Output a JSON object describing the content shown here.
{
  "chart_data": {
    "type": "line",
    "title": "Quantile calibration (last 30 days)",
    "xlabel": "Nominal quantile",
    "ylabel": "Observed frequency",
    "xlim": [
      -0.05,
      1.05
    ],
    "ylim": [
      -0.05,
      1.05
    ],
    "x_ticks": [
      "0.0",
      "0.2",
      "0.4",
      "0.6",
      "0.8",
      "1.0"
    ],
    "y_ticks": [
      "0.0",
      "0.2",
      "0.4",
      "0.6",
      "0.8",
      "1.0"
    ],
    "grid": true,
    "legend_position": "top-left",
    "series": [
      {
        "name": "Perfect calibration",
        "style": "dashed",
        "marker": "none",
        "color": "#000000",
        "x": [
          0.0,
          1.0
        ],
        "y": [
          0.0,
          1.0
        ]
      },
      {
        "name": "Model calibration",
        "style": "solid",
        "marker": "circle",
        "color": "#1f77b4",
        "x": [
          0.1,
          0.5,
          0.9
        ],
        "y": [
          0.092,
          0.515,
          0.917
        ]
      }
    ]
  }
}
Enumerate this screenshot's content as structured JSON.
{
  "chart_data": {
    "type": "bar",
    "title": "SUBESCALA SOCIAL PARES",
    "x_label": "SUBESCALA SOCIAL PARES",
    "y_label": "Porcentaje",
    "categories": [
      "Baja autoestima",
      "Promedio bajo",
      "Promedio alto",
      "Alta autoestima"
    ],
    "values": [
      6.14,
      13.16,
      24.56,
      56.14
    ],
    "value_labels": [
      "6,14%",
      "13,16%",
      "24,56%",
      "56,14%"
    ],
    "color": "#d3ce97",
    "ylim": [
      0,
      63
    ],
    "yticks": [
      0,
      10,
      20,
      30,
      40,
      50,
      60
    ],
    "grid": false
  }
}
****
▸ **TO DO**
Reproduce the complete set of lines precisely as supplied.

▸ **EXERCISE OUTPUT**
Output a JSON object describing the content shown here.
{
  "chart_data": {
    "type": "line",
    "title": "Quantile calibration (last 30 days)",
    "xlabel": "Nominal quantile",
    "ylabel": "Observed frequency",
    "xlim": [
      -0.05,
      1.05
    ],
    "ylim": [
      -0.05,
      1.05
    ],
    "x_ticks": [
      "0.0",
      "0.2",
      "0.4",
      "0.6",
      "0.8",
      "1.0"
    ],
    "y_ticks": [
      "0.0",
      "0.2",
      "0.4",
      "0.6",
      "0.8",
      "1.0"
    ],
    "grid": true,
    "legend_position": "top-left",
    "series": [
      {
        "name": "Perfect calibration",
        "style": "dashed",
        "marker": "none",
        "color": "#000000",
        "x": [
          0.0,
          1.0
        ],
        "y": [
          0.0,
          1.0
        ]
      },
      {
        "name": "Model calibration",
        "style": "solid",
        "marker": "circle",
        "color": "#1f77b4",
        "x": [
          0.1,
          0.5,
          0.9
        ],
        "y": [
          0.092,
          0.515,
          0.917
        ]
      }
    ]
  }
}
Enumerate this screenshot's content as structured JSON.
{
  "chart_data": {
    "type": "bar",
    "title": "SUBESCALA SOCIAL PARES",
    "x_label": "SUBESCALA SOCIAL PARES",
    "y_label": "Porcentaje",
    "categories": [
      "Baja autoestima",
      "Promedio bajo",
      "Promedio alto",
      "Alta autoestima"
    ],
    "values": [
      6.14,
      13.16,
      24.56,
      56.14
    ],
    "value_labels": [
      "6,14%",
      "13,16%",
      "24,56%",
      "56,14%"
    ],
    "color": "#d3ce97",
    "ylim": [
      0,
      63
    ],
    "yticks": [
      0,
      10,
      20,
      30,
      40,
      50,
      60
    ],
    "grid": false
  }
}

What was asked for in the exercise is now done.